**What is needed**
Search the listing below for the string "page" and copy every line where it occurs.

#### Data in this exercise

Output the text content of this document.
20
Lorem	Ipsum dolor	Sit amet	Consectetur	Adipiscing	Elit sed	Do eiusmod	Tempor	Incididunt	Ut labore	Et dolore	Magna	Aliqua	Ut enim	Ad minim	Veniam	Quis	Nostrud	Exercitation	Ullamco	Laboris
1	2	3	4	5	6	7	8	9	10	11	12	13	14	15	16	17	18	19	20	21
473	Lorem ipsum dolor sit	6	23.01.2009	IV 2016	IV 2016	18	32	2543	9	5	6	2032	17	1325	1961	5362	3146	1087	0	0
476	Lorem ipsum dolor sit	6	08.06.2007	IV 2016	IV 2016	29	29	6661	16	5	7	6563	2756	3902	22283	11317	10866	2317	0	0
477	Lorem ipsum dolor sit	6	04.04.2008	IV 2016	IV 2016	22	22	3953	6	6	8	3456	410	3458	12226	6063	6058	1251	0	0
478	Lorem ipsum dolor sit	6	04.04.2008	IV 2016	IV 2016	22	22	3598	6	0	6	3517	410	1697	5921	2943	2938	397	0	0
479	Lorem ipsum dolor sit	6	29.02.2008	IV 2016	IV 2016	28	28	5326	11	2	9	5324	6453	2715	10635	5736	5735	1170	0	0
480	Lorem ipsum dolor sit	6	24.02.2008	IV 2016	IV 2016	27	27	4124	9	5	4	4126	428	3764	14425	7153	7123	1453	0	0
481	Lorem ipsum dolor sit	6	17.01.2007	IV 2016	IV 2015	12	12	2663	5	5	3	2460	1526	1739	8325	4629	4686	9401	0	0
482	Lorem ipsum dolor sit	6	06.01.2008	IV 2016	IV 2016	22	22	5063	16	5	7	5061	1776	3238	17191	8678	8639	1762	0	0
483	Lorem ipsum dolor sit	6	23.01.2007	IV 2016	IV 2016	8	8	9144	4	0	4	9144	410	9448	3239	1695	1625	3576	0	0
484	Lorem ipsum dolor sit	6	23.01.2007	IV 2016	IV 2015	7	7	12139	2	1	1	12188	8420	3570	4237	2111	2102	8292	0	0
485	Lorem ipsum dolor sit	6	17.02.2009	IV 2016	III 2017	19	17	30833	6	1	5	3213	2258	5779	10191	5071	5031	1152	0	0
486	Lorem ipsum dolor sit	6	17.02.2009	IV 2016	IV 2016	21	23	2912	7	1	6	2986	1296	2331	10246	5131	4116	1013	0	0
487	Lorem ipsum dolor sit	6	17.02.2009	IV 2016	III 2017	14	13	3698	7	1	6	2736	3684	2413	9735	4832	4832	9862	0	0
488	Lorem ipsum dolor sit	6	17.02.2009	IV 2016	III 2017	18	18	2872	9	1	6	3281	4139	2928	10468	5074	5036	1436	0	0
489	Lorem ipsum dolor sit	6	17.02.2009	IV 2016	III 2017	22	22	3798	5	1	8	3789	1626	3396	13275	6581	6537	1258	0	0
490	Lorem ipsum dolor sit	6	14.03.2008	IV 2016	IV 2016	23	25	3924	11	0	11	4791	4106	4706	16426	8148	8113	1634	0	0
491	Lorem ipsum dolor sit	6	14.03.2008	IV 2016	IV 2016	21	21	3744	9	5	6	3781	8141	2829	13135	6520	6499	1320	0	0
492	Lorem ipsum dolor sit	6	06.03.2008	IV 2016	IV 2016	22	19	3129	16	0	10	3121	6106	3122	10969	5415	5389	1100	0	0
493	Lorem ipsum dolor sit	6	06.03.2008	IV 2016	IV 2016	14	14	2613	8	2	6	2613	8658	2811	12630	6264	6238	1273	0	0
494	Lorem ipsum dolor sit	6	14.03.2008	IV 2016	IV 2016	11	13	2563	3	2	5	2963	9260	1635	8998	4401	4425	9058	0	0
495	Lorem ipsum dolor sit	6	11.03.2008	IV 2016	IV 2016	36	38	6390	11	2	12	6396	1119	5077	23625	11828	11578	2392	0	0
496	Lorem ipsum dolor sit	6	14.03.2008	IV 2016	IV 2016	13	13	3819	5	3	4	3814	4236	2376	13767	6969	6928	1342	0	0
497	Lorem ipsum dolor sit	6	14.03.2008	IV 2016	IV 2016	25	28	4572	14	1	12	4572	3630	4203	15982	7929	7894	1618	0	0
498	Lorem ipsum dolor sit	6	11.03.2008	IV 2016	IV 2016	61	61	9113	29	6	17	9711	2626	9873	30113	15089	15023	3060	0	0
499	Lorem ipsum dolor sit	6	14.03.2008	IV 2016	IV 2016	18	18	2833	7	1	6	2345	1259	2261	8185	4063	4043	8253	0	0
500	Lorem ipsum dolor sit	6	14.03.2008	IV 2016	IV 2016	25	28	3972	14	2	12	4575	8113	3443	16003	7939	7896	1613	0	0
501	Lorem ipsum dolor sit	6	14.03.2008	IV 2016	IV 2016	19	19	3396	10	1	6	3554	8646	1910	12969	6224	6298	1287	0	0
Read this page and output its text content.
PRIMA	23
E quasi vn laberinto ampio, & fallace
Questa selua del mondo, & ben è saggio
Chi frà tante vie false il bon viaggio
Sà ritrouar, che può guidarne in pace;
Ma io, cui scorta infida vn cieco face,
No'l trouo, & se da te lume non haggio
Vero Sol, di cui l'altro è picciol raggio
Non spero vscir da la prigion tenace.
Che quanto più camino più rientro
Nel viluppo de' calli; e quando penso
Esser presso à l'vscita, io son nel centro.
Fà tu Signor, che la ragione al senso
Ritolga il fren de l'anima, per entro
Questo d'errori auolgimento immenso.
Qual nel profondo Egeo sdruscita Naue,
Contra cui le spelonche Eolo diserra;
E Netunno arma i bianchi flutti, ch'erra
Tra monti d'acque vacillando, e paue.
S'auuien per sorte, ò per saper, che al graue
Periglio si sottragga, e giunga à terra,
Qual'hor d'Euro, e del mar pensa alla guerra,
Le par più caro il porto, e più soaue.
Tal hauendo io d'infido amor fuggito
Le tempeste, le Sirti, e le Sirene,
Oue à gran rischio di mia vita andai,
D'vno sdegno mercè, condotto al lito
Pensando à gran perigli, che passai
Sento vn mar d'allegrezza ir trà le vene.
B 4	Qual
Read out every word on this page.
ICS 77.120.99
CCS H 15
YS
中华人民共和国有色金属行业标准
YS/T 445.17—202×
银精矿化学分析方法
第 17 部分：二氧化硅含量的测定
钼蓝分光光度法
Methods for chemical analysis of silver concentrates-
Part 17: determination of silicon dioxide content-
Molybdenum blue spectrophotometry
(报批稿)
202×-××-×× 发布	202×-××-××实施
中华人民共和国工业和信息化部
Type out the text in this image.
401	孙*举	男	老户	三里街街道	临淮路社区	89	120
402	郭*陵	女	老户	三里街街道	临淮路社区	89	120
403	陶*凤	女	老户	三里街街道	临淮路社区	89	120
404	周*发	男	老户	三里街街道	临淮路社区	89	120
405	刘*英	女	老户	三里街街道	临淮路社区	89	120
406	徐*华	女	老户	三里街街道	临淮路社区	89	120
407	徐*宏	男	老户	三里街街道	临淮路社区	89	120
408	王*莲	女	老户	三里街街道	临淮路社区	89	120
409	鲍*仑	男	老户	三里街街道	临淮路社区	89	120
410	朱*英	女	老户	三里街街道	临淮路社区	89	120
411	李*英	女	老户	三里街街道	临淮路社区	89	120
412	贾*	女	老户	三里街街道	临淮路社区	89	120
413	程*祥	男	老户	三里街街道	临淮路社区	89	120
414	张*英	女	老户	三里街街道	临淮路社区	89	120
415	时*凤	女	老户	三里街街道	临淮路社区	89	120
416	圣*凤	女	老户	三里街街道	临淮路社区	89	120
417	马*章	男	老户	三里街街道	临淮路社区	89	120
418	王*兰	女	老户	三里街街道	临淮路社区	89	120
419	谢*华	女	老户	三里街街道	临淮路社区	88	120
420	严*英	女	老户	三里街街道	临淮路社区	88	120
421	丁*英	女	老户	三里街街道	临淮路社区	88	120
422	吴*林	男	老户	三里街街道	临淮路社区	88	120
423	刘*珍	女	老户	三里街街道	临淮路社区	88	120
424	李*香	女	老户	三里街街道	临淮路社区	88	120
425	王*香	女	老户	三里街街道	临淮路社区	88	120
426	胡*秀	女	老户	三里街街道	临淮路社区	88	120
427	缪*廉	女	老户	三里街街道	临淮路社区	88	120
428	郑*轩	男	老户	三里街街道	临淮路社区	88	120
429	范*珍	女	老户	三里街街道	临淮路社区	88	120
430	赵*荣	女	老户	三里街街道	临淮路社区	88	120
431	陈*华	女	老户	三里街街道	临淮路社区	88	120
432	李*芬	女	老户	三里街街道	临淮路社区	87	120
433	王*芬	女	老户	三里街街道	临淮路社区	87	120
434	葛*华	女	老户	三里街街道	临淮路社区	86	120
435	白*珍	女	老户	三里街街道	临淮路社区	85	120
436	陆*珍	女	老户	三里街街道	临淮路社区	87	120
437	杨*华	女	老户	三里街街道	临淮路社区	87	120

########

**Response to the task**
Read this page and output its text content.
Read out every word on this page.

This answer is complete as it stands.